MATERIALS PROVIDED:
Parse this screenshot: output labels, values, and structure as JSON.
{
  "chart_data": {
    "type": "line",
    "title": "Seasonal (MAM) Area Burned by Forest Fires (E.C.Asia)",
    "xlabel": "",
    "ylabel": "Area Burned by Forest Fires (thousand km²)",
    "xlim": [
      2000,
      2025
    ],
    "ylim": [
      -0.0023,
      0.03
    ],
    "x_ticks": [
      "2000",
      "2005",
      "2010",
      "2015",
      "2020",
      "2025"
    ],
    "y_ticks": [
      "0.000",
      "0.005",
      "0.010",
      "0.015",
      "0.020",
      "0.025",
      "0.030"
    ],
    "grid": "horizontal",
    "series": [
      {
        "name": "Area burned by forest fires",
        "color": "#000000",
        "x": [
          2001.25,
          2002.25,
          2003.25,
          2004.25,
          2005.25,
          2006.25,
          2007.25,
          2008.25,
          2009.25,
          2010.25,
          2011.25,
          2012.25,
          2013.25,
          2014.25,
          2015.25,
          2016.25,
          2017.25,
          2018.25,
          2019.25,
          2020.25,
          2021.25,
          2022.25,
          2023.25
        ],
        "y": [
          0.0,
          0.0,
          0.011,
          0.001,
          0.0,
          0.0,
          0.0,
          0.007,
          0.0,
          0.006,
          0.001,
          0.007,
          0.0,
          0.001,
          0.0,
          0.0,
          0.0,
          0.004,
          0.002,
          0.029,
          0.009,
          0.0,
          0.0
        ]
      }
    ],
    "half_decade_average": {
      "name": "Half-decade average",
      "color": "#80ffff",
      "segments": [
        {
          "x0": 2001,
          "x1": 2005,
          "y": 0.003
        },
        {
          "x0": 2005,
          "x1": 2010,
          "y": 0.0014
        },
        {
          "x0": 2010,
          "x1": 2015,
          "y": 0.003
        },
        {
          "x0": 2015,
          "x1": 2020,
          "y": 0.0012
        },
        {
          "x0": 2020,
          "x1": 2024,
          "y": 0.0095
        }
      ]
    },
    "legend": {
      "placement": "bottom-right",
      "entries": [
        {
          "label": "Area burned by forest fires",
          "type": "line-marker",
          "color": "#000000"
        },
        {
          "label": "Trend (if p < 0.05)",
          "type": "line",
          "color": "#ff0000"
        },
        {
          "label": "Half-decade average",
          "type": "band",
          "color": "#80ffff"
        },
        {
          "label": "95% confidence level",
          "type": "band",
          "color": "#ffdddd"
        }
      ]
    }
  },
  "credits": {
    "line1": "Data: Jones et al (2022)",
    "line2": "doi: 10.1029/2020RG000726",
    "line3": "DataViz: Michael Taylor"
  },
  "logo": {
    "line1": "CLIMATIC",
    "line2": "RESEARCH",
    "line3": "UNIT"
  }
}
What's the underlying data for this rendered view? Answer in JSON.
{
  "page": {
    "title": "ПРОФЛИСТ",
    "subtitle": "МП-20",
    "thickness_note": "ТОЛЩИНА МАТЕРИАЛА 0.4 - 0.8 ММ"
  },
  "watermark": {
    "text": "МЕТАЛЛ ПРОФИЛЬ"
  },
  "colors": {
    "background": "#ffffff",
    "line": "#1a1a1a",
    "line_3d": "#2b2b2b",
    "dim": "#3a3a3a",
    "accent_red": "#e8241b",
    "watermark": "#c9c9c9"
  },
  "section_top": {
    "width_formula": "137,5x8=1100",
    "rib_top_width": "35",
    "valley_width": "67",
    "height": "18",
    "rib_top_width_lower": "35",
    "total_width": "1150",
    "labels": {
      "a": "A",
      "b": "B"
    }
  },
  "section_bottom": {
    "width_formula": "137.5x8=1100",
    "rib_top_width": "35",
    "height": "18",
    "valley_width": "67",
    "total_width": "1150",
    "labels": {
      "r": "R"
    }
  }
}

WHAT IS ASKED: From the entries, copy out each line containing the word "this".

FINISHED ANSWER:
Parse this screenshot: output labels, values, and structure as JSON.
What's the underlying data for this rendered view? Answer in JSON.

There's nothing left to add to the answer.